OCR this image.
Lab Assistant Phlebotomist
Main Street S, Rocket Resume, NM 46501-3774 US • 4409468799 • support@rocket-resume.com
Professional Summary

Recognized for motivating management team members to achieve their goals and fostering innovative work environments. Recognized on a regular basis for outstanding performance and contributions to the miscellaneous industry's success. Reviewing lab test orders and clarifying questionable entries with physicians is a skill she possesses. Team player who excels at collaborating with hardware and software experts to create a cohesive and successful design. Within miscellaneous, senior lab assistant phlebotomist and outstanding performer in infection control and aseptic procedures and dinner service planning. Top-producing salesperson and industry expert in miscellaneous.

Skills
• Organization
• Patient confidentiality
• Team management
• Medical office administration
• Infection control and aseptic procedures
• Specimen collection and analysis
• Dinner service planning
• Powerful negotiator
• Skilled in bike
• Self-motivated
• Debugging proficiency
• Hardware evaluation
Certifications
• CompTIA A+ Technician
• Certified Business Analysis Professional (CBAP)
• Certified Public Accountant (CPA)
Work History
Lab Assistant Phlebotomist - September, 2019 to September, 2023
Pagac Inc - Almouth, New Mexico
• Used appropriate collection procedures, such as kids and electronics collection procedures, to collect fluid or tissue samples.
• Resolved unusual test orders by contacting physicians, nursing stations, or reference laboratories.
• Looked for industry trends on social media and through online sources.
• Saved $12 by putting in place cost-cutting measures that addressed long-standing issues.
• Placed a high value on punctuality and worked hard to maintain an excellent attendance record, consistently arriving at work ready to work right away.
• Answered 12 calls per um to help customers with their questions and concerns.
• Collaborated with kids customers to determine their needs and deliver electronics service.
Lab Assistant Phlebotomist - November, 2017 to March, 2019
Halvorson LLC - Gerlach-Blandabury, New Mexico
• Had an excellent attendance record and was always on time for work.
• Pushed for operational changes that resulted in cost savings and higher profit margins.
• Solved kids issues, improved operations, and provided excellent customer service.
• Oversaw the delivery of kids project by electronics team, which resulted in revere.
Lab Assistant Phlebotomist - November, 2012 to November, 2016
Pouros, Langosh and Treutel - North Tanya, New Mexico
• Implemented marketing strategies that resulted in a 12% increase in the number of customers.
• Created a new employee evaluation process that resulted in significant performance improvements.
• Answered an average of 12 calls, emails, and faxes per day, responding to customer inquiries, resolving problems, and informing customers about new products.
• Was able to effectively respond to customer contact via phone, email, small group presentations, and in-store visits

----

WHAT IS NEEDED:
Locate all lines holding the word "physicians", then copy them out.

PROBLEM SOLUTION:
Recognized for motivating management team members to achieve their goals and fostering innovative work environments. Recognized on a regular basis for outstanding performance and contributions to the miscellaneous industry's success. Reviewing lab test orders and clarifying questionable entries with physicians is a skill she possesses. Team player who excels at collaborating with hardware and software experts to create a cohesive and successful design. Within miscellaneous, senior lab assistant phlebotomist and outstanding performer in infection control and aseptic procedures and dinner service planning. Top-producing salesperson and industry expert in miscellaneous.
• Resolved unusual test orders by contacting physicians, nursing stations, or reference laboratories.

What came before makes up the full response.